Task requirements: List all the lines in these records that hold "xlabel".

Extracts from a graphics dataset:
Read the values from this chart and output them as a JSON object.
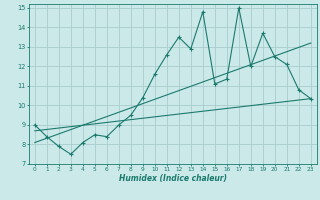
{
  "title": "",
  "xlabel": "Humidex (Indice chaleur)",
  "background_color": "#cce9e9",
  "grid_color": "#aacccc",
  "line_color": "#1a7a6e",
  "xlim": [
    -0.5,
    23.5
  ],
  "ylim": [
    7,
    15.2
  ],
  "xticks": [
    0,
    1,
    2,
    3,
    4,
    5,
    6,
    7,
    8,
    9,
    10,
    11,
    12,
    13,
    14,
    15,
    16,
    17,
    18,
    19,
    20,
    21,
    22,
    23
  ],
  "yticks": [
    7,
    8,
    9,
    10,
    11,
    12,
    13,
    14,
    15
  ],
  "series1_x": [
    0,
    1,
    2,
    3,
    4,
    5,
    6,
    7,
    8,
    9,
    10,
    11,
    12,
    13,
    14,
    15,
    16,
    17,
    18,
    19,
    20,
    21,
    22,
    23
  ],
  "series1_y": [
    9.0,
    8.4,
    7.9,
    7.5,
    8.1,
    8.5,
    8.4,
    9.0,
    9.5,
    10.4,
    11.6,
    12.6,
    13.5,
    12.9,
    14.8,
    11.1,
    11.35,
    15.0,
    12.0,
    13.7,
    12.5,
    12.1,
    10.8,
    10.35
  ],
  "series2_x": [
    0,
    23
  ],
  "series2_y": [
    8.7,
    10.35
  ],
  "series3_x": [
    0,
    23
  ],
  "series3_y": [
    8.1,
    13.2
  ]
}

==

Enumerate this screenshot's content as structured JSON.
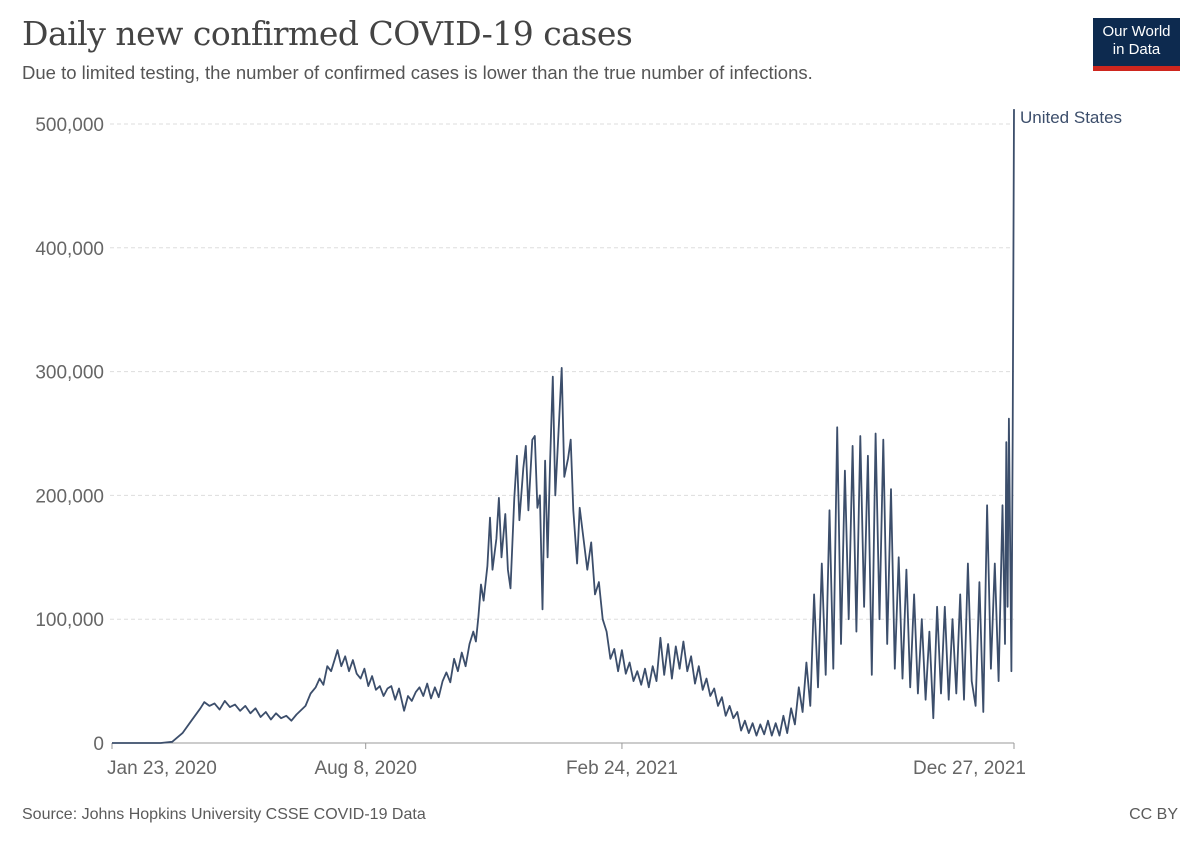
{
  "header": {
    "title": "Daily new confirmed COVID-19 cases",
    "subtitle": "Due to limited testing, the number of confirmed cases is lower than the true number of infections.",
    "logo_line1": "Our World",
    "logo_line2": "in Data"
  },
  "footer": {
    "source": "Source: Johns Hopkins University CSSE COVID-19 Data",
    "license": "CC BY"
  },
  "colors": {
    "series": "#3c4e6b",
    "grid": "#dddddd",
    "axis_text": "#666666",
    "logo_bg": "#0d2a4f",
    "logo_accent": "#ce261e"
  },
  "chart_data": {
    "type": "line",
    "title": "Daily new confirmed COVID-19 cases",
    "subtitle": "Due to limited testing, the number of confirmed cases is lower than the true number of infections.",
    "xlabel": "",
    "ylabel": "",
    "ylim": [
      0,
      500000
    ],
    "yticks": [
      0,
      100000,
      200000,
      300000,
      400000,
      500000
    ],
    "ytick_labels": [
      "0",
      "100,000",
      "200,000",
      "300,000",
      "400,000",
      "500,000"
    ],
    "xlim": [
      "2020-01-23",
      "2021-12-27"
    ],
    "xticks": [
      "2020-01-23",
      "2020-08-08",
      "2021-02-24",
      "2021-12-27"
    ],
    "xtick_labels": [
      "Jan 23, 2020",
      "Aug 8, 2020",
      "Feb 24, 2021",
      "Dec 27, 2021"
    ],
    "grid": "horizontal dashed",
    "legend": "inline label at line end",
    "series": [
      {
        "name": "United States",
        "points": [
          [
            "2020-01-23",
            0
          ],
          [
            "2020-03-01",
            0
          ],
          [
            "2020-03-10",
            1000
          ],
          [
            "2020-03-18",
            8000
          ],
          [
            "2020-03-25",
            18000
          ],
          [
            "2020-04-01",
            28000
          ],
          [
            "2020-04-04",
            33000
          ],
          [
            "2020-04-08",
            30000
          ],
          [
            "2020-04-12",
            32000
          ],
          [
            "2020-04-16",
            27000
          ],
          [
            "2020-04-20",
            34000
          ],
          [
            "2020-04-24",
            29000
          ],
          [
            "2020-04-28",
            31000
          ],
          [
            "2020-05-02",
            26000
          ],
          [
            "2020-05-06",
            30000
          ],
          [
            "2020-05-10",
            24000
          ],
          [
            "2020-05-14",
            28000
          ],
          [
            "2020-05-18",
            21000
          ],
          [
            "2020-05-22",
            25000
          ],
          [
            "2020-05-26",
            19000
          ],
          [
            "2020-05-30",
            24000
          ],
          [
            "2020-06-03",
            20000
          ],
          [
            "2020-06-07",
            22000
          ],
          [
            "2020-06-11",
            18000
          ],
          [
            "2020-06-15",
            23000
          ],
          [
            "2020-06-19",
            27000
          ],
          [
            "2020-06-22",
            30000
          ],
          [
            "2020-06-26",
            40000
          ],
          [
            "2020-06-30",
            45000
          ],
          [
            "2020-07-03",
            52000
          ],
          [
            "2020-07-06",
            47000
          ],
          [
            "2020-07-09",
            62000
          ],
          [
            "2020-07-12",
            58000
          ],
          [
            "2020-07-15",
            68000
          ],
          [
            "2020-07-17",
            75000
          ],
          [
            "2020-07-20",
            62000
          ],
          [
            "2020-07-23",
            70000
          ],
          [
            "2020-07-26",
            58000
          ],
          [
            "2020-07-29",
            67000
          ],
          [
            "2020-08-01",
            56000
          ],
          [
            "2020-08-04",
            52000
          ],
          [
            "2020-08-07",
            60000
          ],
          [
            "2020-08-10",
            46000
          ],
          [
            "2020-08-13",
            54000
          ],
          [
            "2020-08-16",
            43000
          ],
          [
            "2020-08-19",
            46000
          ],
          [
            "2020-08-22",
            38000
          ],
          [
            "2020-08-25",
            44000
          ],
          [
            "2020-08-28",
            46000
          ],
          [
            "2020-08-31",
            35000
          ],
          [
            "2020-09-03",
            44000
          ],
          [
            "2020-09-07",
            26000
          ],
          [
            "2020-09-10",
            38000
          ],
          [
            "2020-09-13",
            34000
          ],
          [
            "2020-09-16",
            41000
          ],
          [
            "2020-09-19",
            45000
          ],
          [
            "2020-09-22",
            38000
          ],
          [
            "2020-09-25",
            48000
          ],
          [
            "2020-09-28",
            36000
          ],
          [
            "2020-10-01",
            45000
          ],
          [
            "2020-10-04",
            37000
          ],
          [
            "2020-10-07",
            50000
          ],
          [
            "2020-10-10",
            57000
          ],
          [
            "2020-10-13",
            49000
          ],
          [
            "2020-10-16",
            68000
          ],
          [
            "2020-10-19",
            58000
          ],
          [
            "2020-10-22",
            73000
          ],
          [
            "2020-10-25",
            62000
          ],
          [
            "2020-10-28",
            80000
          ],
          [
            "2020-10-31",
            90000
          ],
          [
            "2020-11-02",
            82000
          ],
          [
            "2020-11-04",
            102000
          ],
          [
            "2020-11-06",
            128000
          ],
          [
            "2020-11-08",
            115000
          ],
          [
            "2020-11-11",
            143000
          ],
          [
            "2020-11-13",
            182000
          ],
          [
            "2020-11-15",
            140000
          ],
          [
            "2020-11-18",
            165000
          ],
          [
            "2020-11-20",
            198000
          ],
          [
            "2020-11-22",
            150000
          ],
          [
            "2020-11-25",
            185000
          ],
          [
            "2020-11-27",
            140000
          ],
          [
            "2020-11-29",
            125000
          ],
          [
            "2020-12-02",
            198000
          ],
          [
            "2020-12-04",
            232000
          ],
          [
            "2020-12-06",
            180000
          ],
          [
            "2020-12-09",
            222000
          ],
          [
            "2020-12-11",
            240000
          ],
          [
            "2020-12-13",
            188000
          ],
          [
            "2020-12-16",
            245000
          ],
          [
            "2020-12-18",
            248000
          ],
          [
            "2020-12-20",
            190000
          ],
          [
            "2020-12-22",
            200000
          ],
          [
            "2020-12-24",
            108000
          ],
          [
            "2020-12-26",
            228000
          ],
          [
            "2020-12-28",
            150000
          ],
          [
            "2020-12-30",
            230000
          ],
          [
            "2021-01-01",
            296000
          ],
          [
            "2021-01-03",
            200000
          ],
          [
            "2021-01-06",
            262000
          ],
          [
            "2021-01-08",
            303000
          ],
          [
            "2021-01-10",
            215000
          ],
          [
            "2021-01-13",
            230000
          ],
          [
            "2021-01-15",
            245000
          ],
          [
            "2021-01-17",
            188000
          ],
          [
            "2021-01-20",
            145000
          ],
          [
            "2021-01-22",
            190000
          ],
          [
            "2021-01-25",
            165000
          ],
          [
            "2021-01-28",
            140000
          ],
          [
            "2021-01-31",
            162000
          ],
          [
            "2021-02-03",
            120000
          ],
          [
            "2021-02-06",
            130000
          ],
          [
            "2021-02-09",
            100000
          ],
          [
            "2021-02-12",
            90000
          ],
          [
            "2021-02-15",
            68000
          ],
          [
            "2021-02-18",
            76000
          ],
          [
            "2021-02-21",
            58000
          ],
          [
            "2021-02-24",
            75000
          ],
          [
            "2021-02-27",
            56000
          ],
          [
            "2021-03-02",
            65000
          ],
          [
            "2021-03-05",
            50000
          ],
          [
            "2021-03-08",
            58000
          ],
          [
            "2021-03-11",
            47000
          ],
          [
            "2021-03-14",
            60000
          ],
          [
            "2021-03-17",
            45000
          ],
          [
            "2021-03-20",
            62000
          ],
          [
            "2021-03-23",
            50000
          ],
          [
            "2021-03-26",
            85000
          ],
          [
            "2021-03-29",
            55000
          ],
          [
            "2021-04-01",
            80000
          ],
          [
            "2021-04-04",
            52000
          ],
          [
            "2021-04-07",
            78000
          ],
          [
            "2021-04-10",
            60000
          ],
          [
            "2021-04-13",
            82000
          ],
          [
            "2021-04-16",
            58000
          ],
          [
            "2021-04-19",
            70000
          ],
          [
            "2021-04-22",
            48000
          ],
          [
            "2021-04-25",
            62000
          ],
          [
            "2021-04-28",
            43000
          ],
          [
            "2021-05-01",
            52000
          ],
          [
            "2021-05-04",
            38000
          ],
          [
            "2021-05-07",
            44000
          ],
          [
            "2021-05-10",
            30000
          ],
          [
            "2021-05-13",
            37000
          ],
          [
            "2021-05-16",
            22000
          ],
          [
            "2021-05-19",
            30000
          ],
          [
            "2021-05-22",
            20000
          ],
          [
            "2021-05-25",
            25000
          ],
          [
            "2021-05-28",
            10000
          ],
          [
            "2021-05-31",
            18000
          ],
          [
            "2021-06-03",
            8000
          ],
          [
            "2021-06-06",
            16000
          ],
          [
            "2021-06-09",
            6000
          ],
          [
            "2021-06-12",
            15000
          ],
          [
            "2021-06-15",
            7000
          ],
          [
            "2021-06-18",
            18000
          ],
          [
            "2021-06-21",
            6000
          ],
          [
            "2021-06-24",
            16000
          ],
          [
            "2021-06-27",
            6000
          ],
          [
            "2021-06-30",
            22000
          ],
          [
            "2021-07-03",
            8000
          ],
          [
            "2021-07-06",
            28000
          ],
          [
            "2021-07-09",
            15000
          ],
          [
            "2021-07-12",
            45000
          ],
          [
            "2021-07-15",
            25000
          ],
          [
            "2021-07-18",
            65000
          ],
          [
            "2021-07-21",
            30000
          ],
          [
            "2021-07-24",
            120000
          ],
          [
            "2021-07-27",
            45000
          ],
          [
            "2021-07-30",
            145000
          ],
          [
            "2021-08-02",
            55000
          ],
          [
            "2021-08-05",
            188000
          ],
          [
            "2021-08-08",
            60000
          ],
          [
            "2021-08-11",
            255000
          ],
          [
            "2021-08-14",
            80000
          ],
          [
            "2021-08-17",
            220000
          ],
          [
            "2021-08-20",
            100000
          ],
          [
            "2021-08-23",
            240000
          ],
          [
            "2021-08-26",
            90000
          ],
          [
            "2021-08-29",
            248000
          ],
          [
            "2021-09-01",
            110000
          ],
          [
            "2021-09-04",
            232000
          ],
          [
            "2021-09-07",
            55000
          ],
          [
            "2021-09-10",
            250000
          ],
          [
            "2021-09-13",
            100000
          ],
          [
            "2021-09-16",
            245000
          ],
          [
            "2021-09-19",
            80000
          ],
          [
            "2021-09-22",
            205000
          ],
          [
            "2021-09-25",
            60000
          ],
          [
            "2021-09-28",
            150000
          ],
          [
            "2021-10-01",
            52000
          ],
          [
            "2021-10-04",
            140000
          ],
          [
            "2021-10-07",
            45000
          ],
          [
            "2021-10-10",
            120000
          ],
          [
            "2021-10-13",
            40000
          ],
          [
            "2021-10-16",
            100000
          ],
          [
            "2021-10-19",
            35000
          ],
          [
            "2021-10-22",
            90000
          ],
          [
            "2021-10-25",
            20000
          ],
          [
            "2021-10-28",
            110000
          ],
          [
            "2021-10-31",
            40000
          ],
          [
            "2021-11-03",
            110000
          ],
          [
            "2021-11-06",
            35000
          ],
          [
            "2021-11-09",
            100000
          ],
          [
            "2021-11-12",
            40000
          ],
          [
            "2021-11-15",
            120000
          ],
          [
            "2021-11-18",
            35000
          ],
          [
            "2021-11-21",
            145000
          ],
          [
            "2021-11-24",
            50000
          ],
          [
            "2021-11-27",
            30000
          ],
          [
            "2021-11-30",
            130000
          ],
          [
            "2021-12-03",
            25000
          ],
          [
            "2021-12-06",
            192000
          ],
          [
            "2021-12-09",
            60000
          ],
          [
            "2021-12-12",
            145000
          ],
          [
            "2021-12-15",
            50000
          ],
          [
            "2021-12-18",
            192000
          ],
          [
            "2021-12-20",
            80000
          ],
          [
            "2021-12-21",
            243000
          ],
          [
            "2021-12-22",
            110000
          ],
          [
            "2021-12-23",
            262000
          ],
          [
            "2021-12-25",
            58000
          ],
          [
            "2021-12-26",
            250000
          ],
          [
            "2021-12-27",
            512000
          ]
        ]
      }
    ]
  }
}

Written solution:
  "xlabel": "Humidex (Indice chaleur)",
    "xlabel": "",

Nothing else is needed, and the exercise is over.